● Records shown

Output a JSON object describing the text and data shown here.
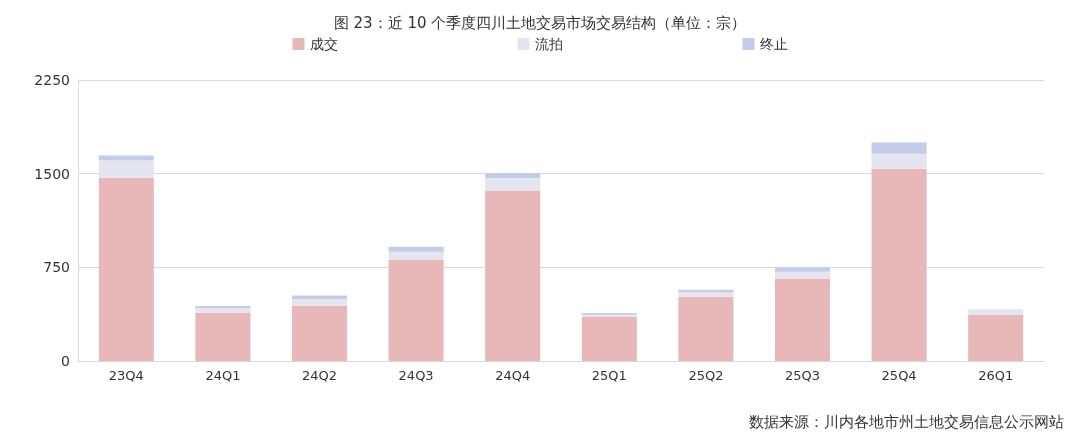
{
  "chart_data": {
    "type": "bar",
    "title": "图 23：近 10 个季度四川土地交易市场交易结构（单位：宗）",
    "categories": [
      "23Q4",
      "24Q1",
      "24Q2",
      "24Q3",
      "24Q4",
      "25Q1",
      "25Q2",
      "25Q3",
      "25Q4",
      "26Q1"
    ],
    "stacked": true,
    "series": [
      {
        "name": "成交",
        "color": "#e8b7b7",
        "values": [
          1465,
          385,
          445,
          810,
          1365,
          355,
          515,
          660,
          1540,
          370
        ]
      },
      {
        "name": "流拍",
        "color": "#e4e5ef",
        "values": [
          140,
          40,
          50,
          65,
          100,
          15,
          35,
          55,
          120,
          45
        ]
      },
      {
        "name": "终止",
        "color": "#c3cdeb",
        "values": [
          40,
          15,
          30,
          40,
          40,
          15,
          20,
          35,
          90,
          0
        ]
      }
    ],
    "ylim": [
      0,
      2250
    ],
    "yticks": [
      0,
      750,
      1500,
      2250
    ],
    "grid": "y",
    "legend": "top",
    "annotations": [
      "数据来源：川内各地市州土地交易信息公示网站"
    ]
  }
}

● Written problem
Above are the records; reproduce them exactly and leave out the pictures.

● Solution to the exercise
Output a JSON object describing the text and data shown here.
{
  "chart_data": {
    "type": "bar",
    "title": "图 23：近 10 个季度四川土地交易市场交易结构（单位：宗）",
    "categories": [
      "23Q4",
      "24Q1",
      "24Q2",
      "24Q3",
      "24Q4",
      "25Q1",
      "25Q2",
      "25Q3",
      "25Q4",
      "26Q1"
    ],
    "stacked": true,
    "series": [
      {
        "name": "成交",
        "color": "#e8b7b7",
        "values": [
          1465,
          385,
          445,
          810,
          1365,
          355,
          515,
          660,
          1540,
          370
        ]
      },
      {
        "name": "流拍",
        "color": "#e4e5ef",
        "values": [
          140,
          40,
          50,
          65,
          100,
          15,
          35,
          55,
          120,
          45
        ]
      },
      {
        "name": "终止",
        "color": "#c3cdeb",
        "values": [
          40,
          15,
          30,
          40,
          40,
          15,
          20,
          35,
          90,
          0
        ]
      }
    ],
    "ylim": [
      0,
      2250
    ],
    "yticks": [
      0,
      750,
      1500,
      2250
    ],
    "grid": "y",
    "legend": "top",
    "annotations": [
      "数据来源：川内各地市州土地交易信息公示网站"
    ]
  }
}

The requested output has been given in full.